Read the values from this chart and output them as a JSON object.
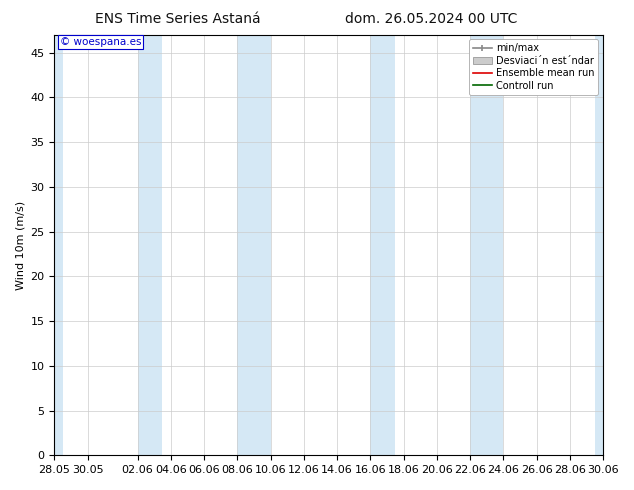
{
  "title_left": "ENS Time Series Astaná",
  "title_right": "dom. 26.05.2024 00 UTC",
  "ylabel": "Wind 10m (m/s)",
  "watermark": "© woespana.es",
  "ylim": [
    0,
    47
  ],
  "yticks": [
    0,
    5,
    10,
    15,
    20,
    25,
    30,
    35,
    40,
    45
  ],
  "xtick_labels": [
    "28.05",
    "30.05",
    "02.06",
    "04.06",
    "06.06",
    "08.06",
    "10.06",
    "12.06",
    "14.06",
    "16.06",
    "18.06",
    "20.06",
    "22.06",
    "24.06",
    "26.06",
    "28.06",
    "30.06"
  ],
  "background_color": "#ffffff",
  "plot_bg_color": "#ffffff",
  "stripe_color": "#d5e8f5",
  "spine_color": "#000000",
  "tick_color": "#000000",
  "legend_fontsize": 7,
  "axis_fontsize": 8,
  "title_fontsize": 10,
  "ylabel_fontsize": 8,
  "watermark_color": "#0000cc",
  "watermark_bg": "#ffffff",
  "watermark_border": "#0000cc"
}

■ **Goal**: All of the material above needs to be restated exactly, with no pictures.

■ **The answer**:
Read the values from this chart and output them as a JSON object.
{
  "title_left": "ENS Time Series Astaná",
  "title_right": "dom. 26.05.2024 00 UTC",
  "ylabel": "Wind 10m (m/s)",
  "watermark": "© woespana.es",
  "ylim": [
    0,
    47
  ],
  "yticks": [
    0,
    5,
    10,
    15,
    20,
    25,
    30,
    35,
    40,
    45
  ],
  "xtick_labels": [
    "28.05",
    "30.05",
    "02.06",
    "04.06",
    "06.06",
    "08.06",
    "10.06",
    "12.06",
    "14.06",
    "16.06",
    "18.06",
    "20.06",
    "22.06",
    "24.06",
    "26.06",
    "28.06",
    "30.06"
  ],
  "background_color": "#ffffff",
  "plot_bg_color": "#ffffff",
  "stripe_color": "#d5e8f5",
  "spine_color": "#000000",
  "tick_color": "#000000",
  "legend_fontsize": 7,
  "axis_fontsize": 8,
  "title_fontsize": 10,
  "ylabel_fontsize": 8,
  "watermark_color": "#0000cc",
  "watermark_bg": "#ffffff",
  "watermark_border": "#0000cc"
}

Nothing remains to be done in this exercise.